• _What to produce_:
Tally up the lines carrying the string "Корпус" and respond with only the resulting number.

• _Exercise inputs_:
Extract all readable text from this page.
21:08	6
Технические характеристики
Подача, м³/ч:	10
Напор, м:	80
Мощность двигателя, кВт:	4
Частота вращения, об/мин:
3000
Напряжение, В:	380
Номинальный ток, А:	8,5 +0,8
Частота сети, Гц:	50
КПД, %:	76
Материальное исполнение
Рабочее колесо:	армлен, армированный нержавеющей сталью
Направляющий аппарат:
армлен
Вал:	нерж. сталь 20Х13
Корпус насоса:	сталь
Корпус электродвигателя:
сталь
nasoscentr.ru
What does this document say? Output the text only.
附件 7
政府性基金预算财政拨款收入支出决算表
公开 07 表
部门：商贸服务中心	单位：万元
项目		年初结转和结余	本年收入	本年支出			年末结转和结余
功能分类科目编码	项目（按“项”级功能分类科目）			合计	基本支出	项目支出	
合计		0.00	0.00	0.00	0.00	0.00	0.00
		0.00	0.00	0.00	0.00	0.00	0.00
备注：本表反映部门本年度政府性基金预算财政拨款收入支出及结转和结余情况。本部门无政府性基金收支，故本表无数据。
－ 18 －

• _Finished task_:
2